(Data extracted from a collection)

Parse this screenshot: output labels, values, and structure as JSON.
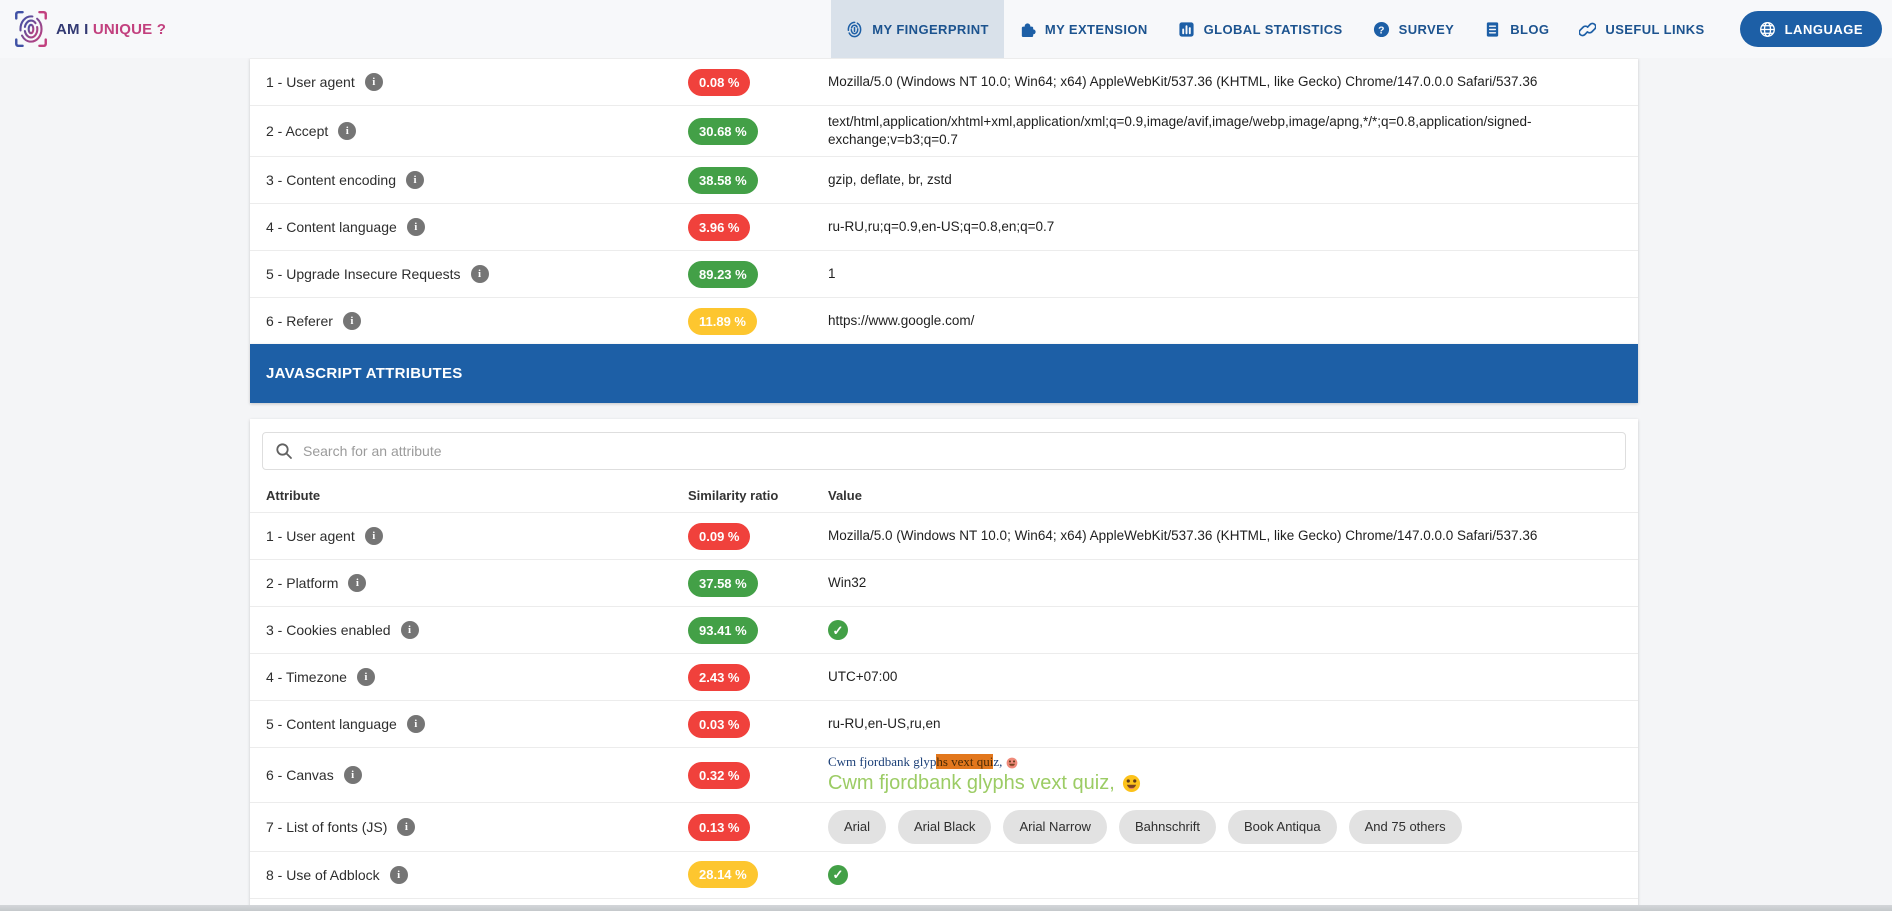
{
  "nav": {
    "logo": {
      "part1": "AM I ",
      "part2": "UNIQUE ?"
    },
    "items": [
      {
        "label": "MY FINGERPRINT",
        "active": true
      },
      {
        "label": "MY EXTENSION",
        "active": false
      },
      {
        "label": "GLOBAL STATISTICS",
        "active": false
      },
      {
        "label": "SURVEY",
        "active": false
      },
      {
        "label": "BLOG",
        "active": false
      },
      {
        "label": "USEFUL LINKS",
        "active": false
      }
    ],
    "language": {
      "label": "LANGUAGE"
    }
  },
  "colors": {
    "accent_blue": "#1d5fa6",
    "nav_active_bg": "#d9e1ea",
    "badge_red": "#f0413c",
    "badge_green": "#43a047",
    "badge_yellow": "#fdc62f",
    "logo_navy": "#333a73",
    "logo_pink": "#c2407e",
    "canvas_green": "#9ccc65",
    "canvas_navy": "#1b3f77",
    "canvas_highlight_orange": "#e2771d"
  },
  "glyphs": {
    "info": "i",
    "check": "✓"
  },
  "http_table": {
    "rows": [
      {
        "label": "1 - User agent",
        "ratio": "0.08 %",
        "level": "red",
        "type": "text",
        "value": "Mozilla/5.0 (Windows NT 10.0; Win64; x64) AppleWebKit/537.36 (KHTML, like Gecko) Chrome/147.0.0.0 Safari/537.36"
      },
      {
        "label": "2 - Accept",
        "ratio": "30.68 %",
        "level": "green",
        "type": "text",
        "value": "text/html,application/xhtml+xml,application/xml;q=0.9,image/avif,image/webp,image/apng,*/*;q=0.8,application/signed-exchange;v=b3;q=0.7"
      },
      {
        "label": "3 - Content encoding",
        "ratio": "38.58 %",
        "level": "green",
        "type": "text",
        "value": "gzip, deflate, br, zstd"
      },
      {
        "label": "4 - Content language",
        "ratio": "3.96 %",
        "level": "red",
        "type": "text",
        "value": "ru-RU,ru;q=0.9,en-US;q=0.8,en;q=0.7"
      },
      {
        "label": "5 - Upgrade Insecure Requests",
        "ratio": "89.23 %",
        "level": "green",
        "type": "text",
        "value": "1"
      },
      {
        "label": "6 - Referer",
        "ratio": "11.89 %",
        "level": "yellow",
        "type": "text",
        "value": "https://www.google.com/"
      }
    ]
  },
  "js_section": {
    "title": "JAVASCRIPT ATTRIBUTES",
    "search_placeholder": "Search for an attribute",
    "columns": {
      "attribute": "Attribute",
      "ratio": "Similarity ratio",
      "value": "Value"
    },
    "rows": [
      {
        "label": "1 - User agent",
        "ratio": "0.09 %",
        "level": "red",
        "type": "text",
        "value": "Mozilla/5.0 (Windows NT 10.0; Win64; x64) AppleWebKit/537.36 (KHTML, like Gecko) Chrome/147.0.0.0 Safari/537.36"
      },
      {
        "label": "2 - Platform",
        "ratio": "37.58 %",
        "level": "green",
        "type": "text",
        "value": "Win32"
      },
      {
        "label": "3 - Cookies enabled",
        "ratio": "93.41 %",
        "level": "green",
        "type": "check"
      },
      {
        "label": "4 - Timezone",
        "ratio": "2.43 %",
        "level": "red",
        "type": "text",
        "value": "UTC+07:00"
      },
      {
        "label": "5 - Content language",
        "ratio": "0.03 %",
        "level": "red",
        "type": "text",
        "value": "ru-RU,en-US,ru,en"
      },
      {
        "label": "6 - Canvas",
        "ratio": "0.32 %",
        "level": "red",
        "type": "canvas",
        "canvas": {
          "line1_pre": "Cwm fjordbank glyp",
          "line1_highlight": "hs vext qui",
          "line1_post": "z,",
          "line1_emoji": "grinning-face",
          "line2": "Cwm fjordbank glyphs vext quiz,",
          "line2_emoji": "grinning-face"
        }
      },
      {
        "label": "7 - List of fonts (JS)",
        "ratio": "0.13 %",
        "level": "red",
        "type": "fonts",
        "fonts": [
          "Arial",
          "Arial Black",
          "Arial Narrow",
          "Bahnschrift",
          "Book Antiqua",
          "And 75 others"
        ]
      },
      {
        "label": "8 - Use of Adblock",
        "ratio": "28.14 %",
        "level": "yellow",
        "type": "check"
      }
    ],
    "next_row_peek": {
      "level": "green"
    }
  }
}
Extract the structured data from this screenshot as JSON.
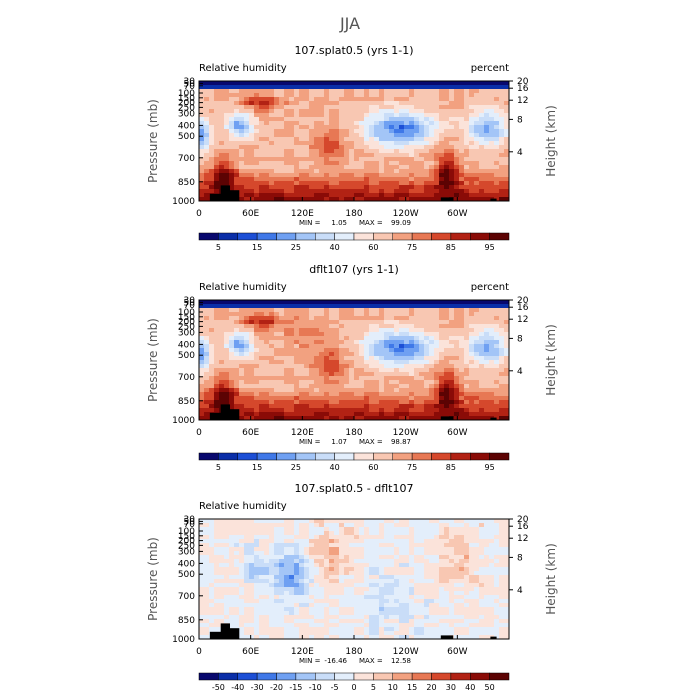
{
  "page_title": "JJA",
  "chart_data": [
    {
      "type": "heatmap",
      "title": "107.splat0.5 (yrs 1-1)",
      "subtitle_left": "Relative humidity",
      "subtitle_right": "percent",
      "ylabel": "Pressure (mb)",
      "y2label": "Height (km)",
      "xticks": [
        "0",
        "60E",
        "120E",
        "180",
        "120W",
        "60W"
      ],
      "yticks": [
        "30",
        "50",
        "70",
        "100",
        "150",
        "200",
        "250",
        "300",
        "400",
        "500",
        "700",
        "850",
        "1000"
      ],
      "y2ticks": [
        "20",
        "16",
        "12",
        "8",
        "4"
      ],
      "stats": {
        "min_label": "MIN =",
        "min": "1.05",
        "max_label": "MAX =",
        "max": "99.09"
      },
      "colorbar": {
        "labels": [
          "5",
          "15",
          "25",
          "40",
          "60",
          "75",
          "85",
          "95"
        ],
        "colors": [
          "#08086e",
          "#0a2ea8",
          "#1c4fd6",
          "#3f78e8",
          "#6fa0f2",
          "#a3c5f7",
          "#c9ddf8",
          "#e3eefb",
          "#fbe3da",
          "#f8c7b2",
          "#f2a180",
          "#e77854",
          "#d5482c",
          "#b22214",
          "#8a0b07",
          "#5c0303"
        ]
      },
      "pattern": "a"
    },
    {
      "type": "heatmap",
      "title": "dflt107 (yrs 1-1)",
      "subtitle_left": "Relative humidity",
      "subtitle_right": "percent",
      "ylabel": "Pressure (mb)",
      "y2label": "Height (km)",
      "xticks": [
        "0",
        "60E",
        "120E",
        "180",
        "120W",
        "60W"
      ],
      "yticks": [
        "30",
        "50",
        "70",
        "100",
        "150",
        "200",
        "250",
        "300",
        "400",
        "500",
        "700",
        "850",
        "1000"
      ],
      "y2ticks": [
        "20",
        "16",
        "12",
        "8",
        "4"
      ],
      "stats": {
        "min_label": "MIN =",
        "min": "1.07",
        "max_label": "MAX =",
        "max": "98.87"
      },
      "colorbar": {
        "labels": [
          "5",
          "15",
          "25",
          "40",
          "60",
          "75",
          "85",
          "95"
        ],
        "colors": [
          "#08086e",
          "#0a2ea8",
          "#1c4fd6",
          "#3f78e8",
          "#6fa0f2",
          "#a3c5f7",
          "#c9ddf8",
          "#e3eefb",
          "#fbe3da",
          "#f8c7b2",
          "#f2a180",
          "#e77854",
          "#d5482c",
          "#b22214",
          "#8a0b07",
          "#5c0303"
        ]
      },
      "pattern": "b"
    },
    {
      "type": "heatmap",
      "title": "107.splat0.5 - dflt107",
      "subtitle_left": "Relative humidity",
      "subtitle_right": "",
      "ylabel": "Pressure (mb)",
      "y2label": "Height (km)",
      "xticks": [
        "0",
        "60E",
        "120E",
        "180",
        "120W",
        "60W"
      ],
      "yticks": [
        "30",
        "50",
        "70",
        "100",
        "150",
        "200",
        "250",
        "300",
        "400",
        "500",
        "700",
        "850",
        "1000"
      ],
      "y2ticks": [
        "20",
        "16",
        "12",
        "8",
        "4"
      ],
      "stats": {
        "min_label": "MIN =",
        "min": "-16.46",
        "max_label": "MAX =",
        "max": "12.58"
      },
      "colorbar": {
        "labels": [
          "-50",
          "-40",
          "-30",
          "-20",
          "-15",
          "-10",
          "-5",
          "0",
          "5",
          "10",
          "15",
          "20",
          "30",
          "40",
          "50"
        ],
        "colors": [
          "#08086e",
          "#0a2ea8",
          "#1c4fd6",
          "#3f78e8",
          "#6fa0f2",
          "#a3c5f7",
          "#c9ddf8",
          "#e3eefb",
          "#fbe3da",
          "#f8c7b2",
          "#f2a180",
          "#e77854",
          "#d5482c",
          "#b22214",
          "#8a0b07",
          "#5c0303"
        ]
      },
      "pattern": "diff"
    }
  ]
}
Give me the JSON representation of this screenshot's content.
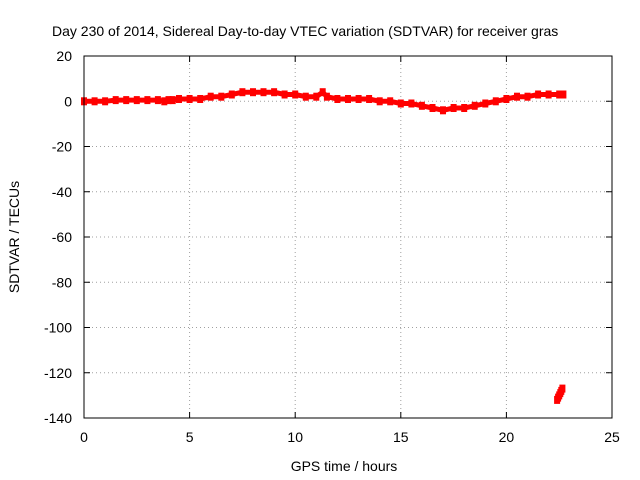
{
  "chart_data": {
    "type": "scatter",
    "title": "Day 230 of 2014, Sidereal Day-to-day VTEC variation (SDTVAR) for receiver gras",
    "xlabel": "GPS time / hours",
    "ylabel": "SDTVAR / TECUs",
    "xlim": [
      0,
      25
    ],
    "ylim": [
      -140,
      20
    ],
    "xticks": [
      0,
      5,
      10,
      15,
      20,
      25
    ],
    "yticks": [
      20,
      0,
      -20,
      -40,
      -60,
      -80,
      -100,
      -120,
      -140
    ],
    "grid": true,
    "marker_color": "#ff0000",
    "series": [
      {
        "name": "main",
        "x": [
          0.0,
          0.5,
          1.0,
          1.5,
          2.0,
          2.5,
          3.0,
          3.5,
          3.8,
          4.0,
          4.2,
          4.5,
          5.0,
          5.5,
          6.0,
          6.5,
          7.0,
          7.5,
          8.0,
          8.5,
          9.0,
          9.5,
          10.0,
          10.5,
          11.0,
          11.3,
          11.5,
          12.0,
          12.5,
          13.0,
          13.5,
          14.0,
          14.5,
          15.0,
          15.5,
          16.0,
          16.5,
          17.0,
          17.5,
          18.0,
          18.5,
          19.0,
          19.5,
          20.0,
          20.5,
          21.0,
          21.5,
          22.0,
          22.5,
          22.7
        ],
        "y": [
          0,
          0,
          0,
          0.5,
          0.5,
          0.5,
          0.5,
          0.5,
          0,
          0.5,
          0.5,
          1,
          1,
          1,
          2,
          2,
          3,
          4,
          4,
          4,
          4,
          3,
          3,
          2,
          2,
          4,
          2,
          1,
          1,
          1,
          1,
          0,
          0,
          -1,
          -1,
          -2,
          -3,
          -4,
          -3,
          -3,
          -2,
          -1,
          0,
          1,
          2,
          2,
          3,
          3,
          3,
          3
        ]
      },
      {
        "name": "outlier",
        "x": [
          22.4,
          22.45,
          22.5,
          22.55,
          22.6,
          22.65
        ],
        "y": [
          -132,
          -131,
          -130,
          -129,
          -128,
          -127
        ]
      }
    ]
  }
}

● Requirements
Return only the number of lines in the preceding records that contain the string "JSON".

● The result
3